(AIM) Copy the listing verbatim, excluding any images found in it.

Figure contents as structured data:
-- BEGIN --
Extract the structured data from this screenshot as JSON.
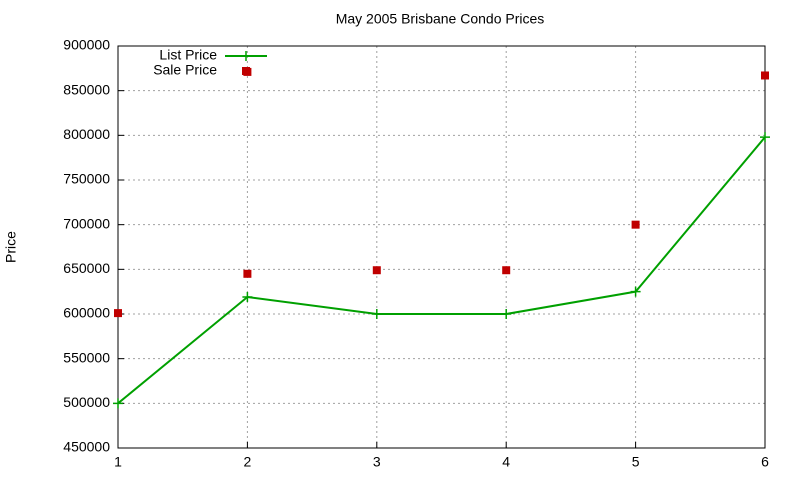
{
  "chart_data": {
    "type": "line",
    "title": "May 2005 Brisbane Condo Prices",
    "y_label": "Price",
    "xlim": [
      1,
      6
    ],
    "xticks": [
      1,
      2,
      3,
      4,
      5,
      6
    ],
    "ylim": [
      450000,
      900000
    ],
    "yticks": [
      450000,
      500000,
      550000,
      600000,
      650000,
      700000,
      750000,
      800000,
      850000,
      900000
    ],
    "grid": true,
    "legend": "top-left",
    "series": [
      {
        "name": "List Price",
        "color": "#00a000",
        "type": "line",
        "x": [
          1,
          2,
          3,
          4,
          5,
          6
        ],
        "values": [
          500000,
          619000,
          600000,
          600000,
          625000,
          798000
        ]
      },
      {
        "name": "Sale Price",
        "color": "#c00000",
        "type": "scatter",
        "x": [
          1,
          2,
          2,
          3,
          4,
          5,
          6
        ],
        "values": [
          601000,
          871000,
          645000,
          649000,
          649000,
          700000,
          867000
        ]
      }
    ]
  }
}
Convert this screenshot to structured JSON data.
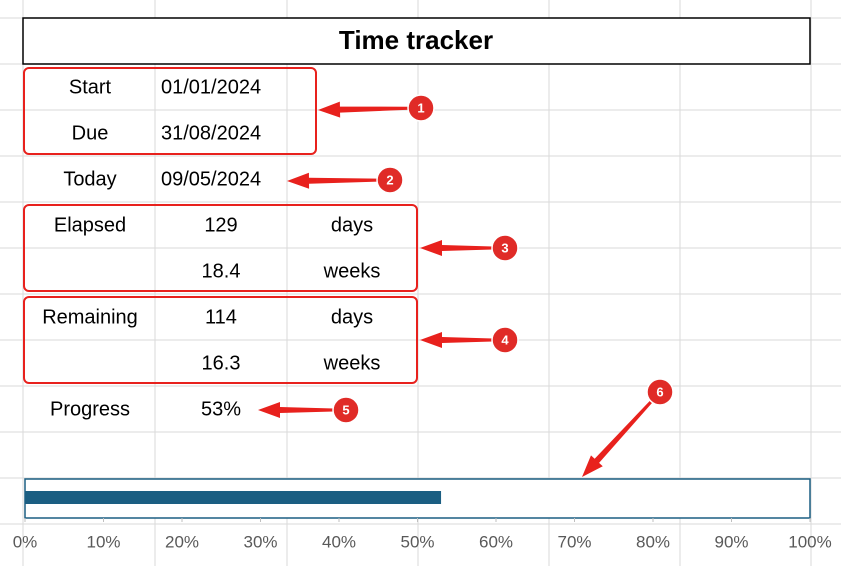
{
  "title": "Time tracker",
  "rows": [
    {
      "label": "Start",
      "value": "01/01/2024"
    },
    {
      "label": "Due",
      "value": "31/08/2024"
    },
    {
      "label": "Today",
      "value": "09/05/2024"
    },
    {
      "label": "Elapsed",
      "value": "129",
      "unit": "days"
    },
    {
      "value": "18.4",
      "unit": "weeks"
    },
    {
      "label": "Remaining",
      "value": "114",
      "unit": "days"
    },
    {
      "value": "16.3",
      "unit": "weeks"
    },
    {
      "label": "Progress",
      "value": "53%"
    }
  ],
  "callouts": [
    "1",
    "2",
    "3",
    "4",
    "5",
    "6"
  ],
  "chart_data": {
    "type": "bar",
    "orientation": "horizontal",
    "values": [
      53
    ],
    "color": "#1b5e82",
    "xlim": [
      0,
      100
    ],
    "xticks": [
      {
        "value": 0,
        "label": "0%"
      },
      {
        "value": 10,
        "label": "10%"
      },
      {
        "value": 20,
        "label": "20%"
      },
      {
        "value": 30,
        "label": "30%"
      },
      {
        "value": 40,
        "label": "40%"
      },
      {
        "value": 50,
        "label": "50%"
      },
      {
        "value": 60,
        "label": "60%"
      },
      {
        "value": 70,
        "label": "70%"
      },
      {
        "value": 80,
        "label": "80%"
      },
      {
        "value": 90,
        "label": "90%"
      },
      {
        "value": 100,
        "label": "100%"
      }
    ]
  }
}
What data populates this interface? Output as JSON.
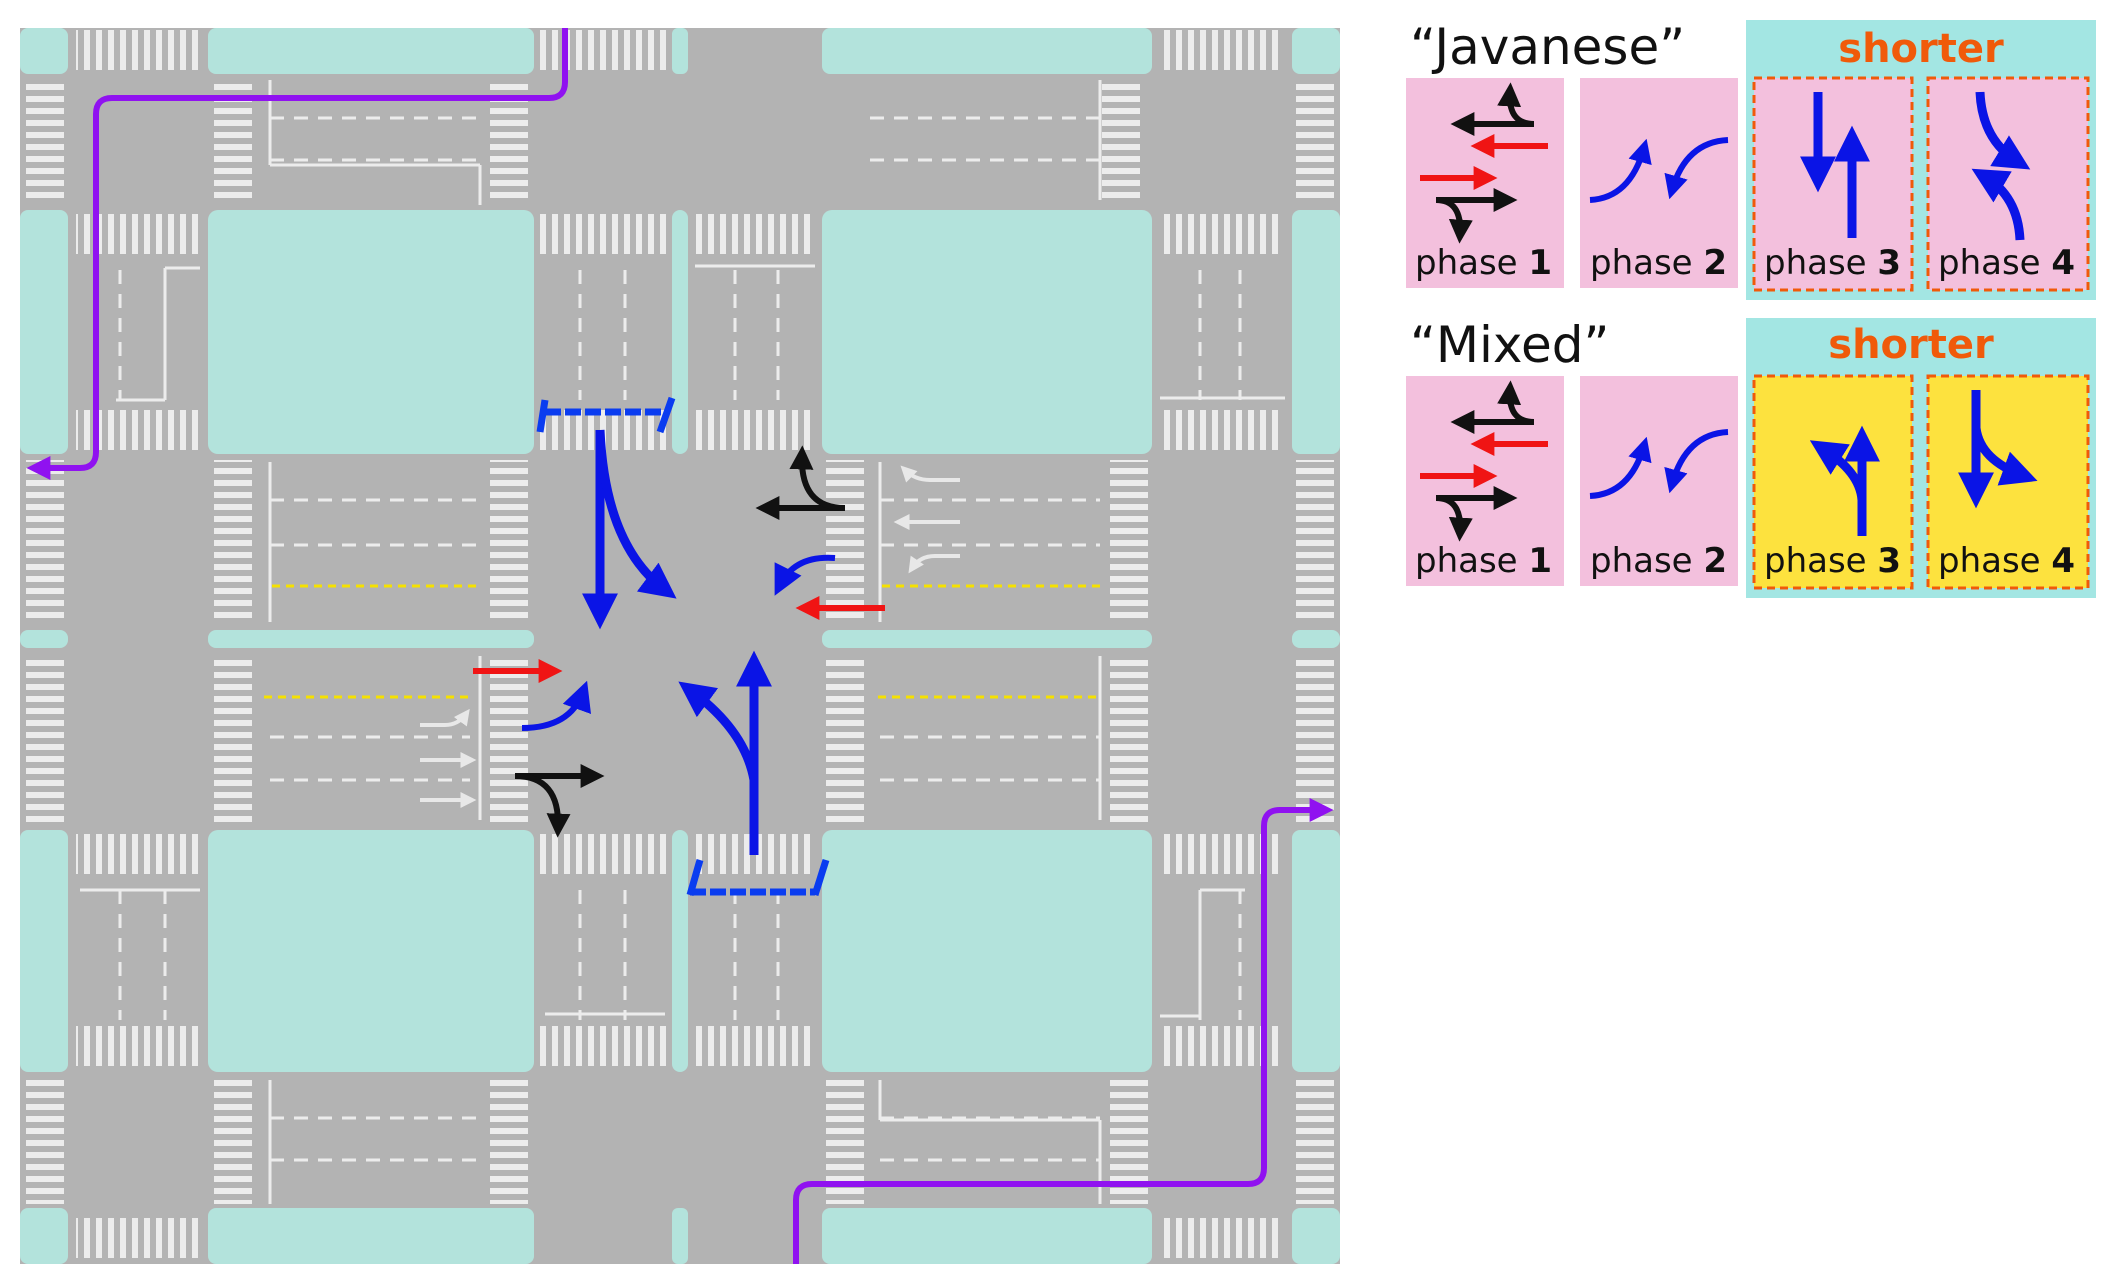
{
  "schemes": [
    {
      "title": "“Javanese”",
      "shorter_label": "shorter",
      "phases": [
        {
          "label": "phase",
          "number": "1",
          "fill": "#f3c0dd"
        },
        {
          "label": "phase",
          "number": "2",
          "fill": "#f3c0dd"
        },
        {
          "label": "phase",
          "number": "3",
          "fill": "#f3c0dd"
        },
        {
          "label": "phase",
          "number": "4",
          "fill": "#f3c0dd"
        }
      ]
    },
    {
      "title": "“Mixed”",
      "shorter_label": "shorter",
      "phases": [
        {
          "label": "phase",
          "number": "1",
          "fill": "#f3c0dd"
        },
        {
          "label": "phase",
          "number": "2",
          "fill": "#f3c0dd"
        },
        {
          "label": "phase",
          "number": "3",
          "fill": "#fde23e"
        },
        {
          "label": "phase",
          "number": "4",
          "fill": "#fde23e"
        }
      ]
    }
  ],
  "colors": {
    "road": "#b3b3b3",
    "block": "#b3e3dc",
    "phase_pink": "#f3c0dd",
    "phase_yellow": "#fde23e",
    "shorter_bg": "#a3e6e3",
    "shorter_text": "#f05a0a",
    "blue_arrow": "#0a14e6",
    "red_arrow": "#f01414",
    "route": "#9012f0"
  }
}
-- END --
(TASK RESULT)
Extract the structured data from this screenshot as JSON.
{
  "chart_data": {
    "type": "line",
    "title": "May 2005 Brisbane Condo Prices",
    "y_label": "Price",
    "xlim": [
      1,
      6
    ],
    "xticks": [
      1,
      2,
      3,
      4,
      5,
      6
    ],
    "ylim": [
      450000,
      900000
    ],
    "yticks": [
      450000,
      500000,
      550000,
      600000,
      650000,
      700000,
      750000,
      800000,
      850000,
      900000
    ],
    "grid": true,
    "legend": "top-left",
    "series": [
      {
        "name": "List Price",
        "color": "#00a000",
        "type": "line",
        "x": [
          1,
          2,
          3,
          4,
          5,
          6
        ],
        "values": [
          500000,
          619000,
          600000,
          600000,
          625000,
          798000
        ]
      },
      {
        "name": "Sale Price",
        "color": "#c00000",
        "type": "scatter",
        "x": [
          1,
          2,
          2,
          3,
          4,
          5,
          6
        ],
        "values": [
          601000,
          871000,
          645000,
          649000,
          649000,
          700000,
          867000
        ]
      }
    ]
  }
}
Convert this screenshot to structured JSON data.
{
  "title": "Time tracker",
  "rows": [
    {
      "label": "Start",
      "value": "01/01/2024"
    },
    {
      "label": "Due",
      "value": "31/08/2024"
    },
    {
      "label": "Today",
      "value": "09/05/2024"
    },
    {
      "label": "Elapsed",
      "value": "129",
      "unit": "days"
    },
    {
      "value": "18.4",
      "unit": "weeks"
    },
    {
      "label": "Remaining",
      "value": "114",
      "unit": "days"
    },
    {
      "value": "16.3",
      "unit": "weeks"
    },
    {
      "label": "Progress",
      "value": "53%"
    }
  ],
  "callouts": [
    "1",
    "2",
    "3",
    "4",
    "5",
    "6"
  ],
  "chart_data": {
    "type": "bar",
    "orientation": "horizontal",
    "values": [
      53
    ],
    "color": "#1b5e82",
    "xlim": [
      0,
      100
    ],
    "xticks": [
      {
        "value": 0,
        "label": "0%"
      },
      {
        "value": 10,
        "label": "10%"
      },
      {
        "value": 20,
        "label": "20%"
      },
      {
        "value": 30,
        "label": "30%"
      },
      {
        "value": 40,
        "label": "40%"
      },
      {
        "value": 50,
        "label": "50%"
      },
      {
        "value": 60,
        "label": "60%"
      },
      {
        "value": 70,
        "label": "70%"
      },
      {
        "value": 80,
        "label": "80%"
      },
      {
        "value": 90,
        "label": "90%"
      },
      {
        "value": 100,
        "label": "100%"
      }
    ]
  }
}
What data populates this interface? Output as JSON.
{
  "schemes": [
    {
      "title": "“Javanese”",
      "shorter_label": "shorter",
      "phases": [
        {
          "label": "phase",
          "number": "1",
          "fill": "#f3c0dd"
        },
        {
          "label": "phase",
          "number": "2",
          "fill": "#f3c0dd"
        },
        {
          "label": "phase",
          "number": "3",
          "fill": "#f3c0dd"
        },
        {
          "label": "phase",
          "number": "4",
          "fill": "#f3c0dd"
        }
      ]
    },
    {
      "title": "“Mixed”",
      "shorter_label": "shorter",
      "phases": [
        {
          "label": "phase",
          "number": "1",
          "fill": "#f3c0dd"
        },
        {
          "label": "phase",
          "number": "2",
          "fill": "#f3c0dd"
        },
        {
          "label": "phase",
          "number": "3",
          "fill": "#fde23e"
        },
        {
          "label": "phase",
          "number": "4",
          "fill": "#fde23e"
        }
      ]
    }
  ],
  "colors": {
    "road": "#b3b3b3",
    "block": "#b3e3dc",
    "phase_pink": "#f3c0dd",
    "phase_yellow": "#fde23e",
    "shorter_bg": "#a3e6e3",
    "shorter_text": "#f05a0a",
    "blue_arrow": "#0a14e6",
    "red_arrow": "#f01414",
    "route": "#9012f0"
  }
}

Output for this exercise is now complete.